Requirements
From the listing below, extract each entry exactly as written, minus the images.
### Exercise materials ###
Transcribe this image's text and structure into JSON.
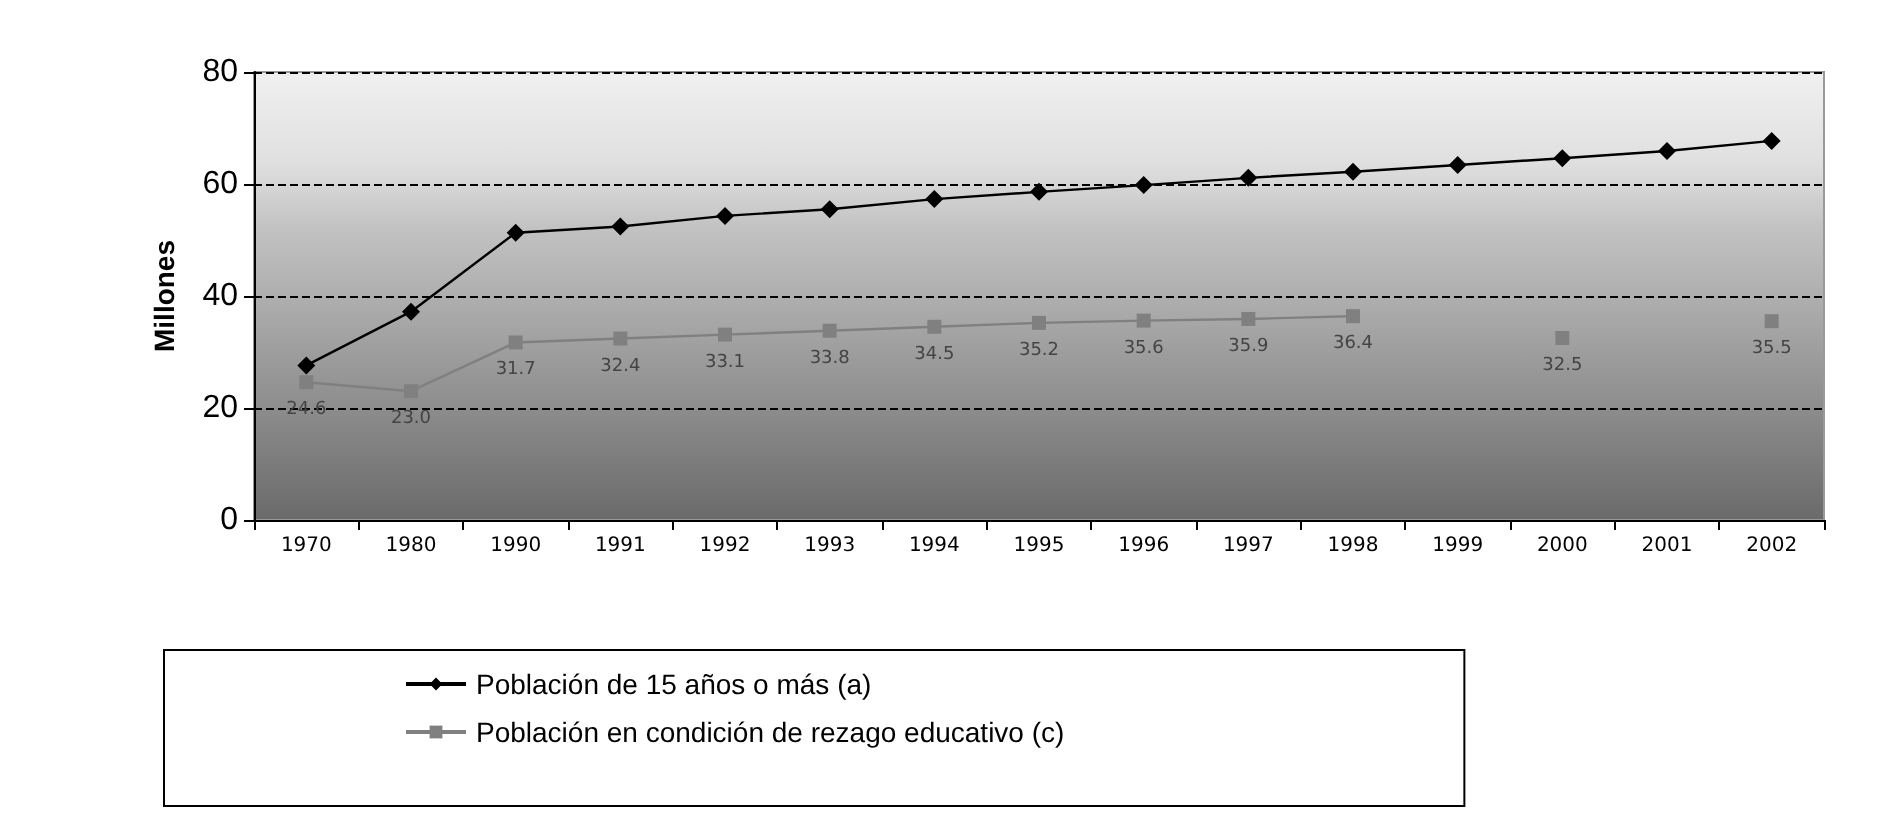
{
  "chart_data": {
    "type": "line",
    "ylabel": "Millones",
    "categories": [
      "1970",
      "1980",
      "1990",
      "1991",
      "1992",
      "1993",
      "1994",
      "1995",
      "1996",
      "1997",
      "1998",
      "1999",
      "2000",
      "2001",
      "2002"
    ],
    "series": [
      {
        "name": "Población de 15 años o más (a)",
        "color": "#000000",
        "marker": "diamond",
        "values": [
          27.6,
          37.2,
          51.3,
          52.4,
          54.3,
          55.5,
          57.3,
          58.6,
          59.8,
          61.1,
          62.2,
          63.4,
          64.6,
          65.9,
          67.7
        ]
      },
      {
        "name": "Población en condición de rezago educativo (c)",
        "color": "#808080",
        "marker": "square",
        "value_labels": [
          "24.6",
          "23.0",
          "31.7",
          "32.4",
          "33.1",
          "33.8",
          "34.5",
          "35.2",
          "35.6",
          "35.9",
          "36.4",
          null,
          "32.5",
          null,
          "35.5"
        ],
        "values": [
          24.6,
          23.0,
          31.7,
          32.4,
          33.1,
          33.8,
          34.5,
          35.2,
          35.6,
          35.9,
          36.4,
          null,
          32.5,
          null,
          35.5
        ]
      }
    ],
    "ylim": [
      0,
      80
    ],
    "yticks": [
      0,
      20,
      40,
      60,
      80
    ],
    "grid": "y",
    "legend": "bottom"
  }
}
###
Finished exercise
Transcribe this image's text and structure into JSON.
{
  "chart_data": {
    "type": "line",
    "ylabel": "Millones",
    "categories": [
      "1970",
      "1980",
      "1990",
      "1991",
      "1992",
      "1993",
      "1994",
      "1995",
      "1996",
      "1997",
      "1998",
      "1999",
      "2000",
      "2001",
      "2002"
    ],
    "series": [
      {
        "name": "Población de 15 años o más (a)",
        "color": "#000000",
        "marker": "diamond",
        "values": [
          27.6,
          37.2,
          51.3,
          52.4,
          54.3,
          55.5,
          57.3,
          58.6,
          59.8,
          61.1,
          62.2,
          63.4,
          64.6,
          65.9,
          67.7
        ]
      },
      {
        "name": "Población en condición de rezago educativo (c)",
        "color": "#808080",
        "marker": "square",
        "value_labels": [
          "24.6",
          "23.0",
          "31.7",
          "32.4",
          "33.1",
          "33.8",
          "34.5",
          "35.2",
          "35.6",
          "35.9",
          "36.4",
          null,
          "32.5",
          null,
          "35.5"
        ],
        "values": [
          24.6,
          23.0,
          31.7,
          32.4,
          33.1,
          33.8,
          34.5,
          35.2,
          35.6,
          35.9,
          36.4,
          null,
          32.5,
          null,
          35.5
        ]
      }
    ],
    "ylim": [
      0,
      80
    ],
    "yticks": [
      0,
      20,
      40,
      60,
      80
    ],
    "grid": "y",
    "legend": "bottom"
  }
}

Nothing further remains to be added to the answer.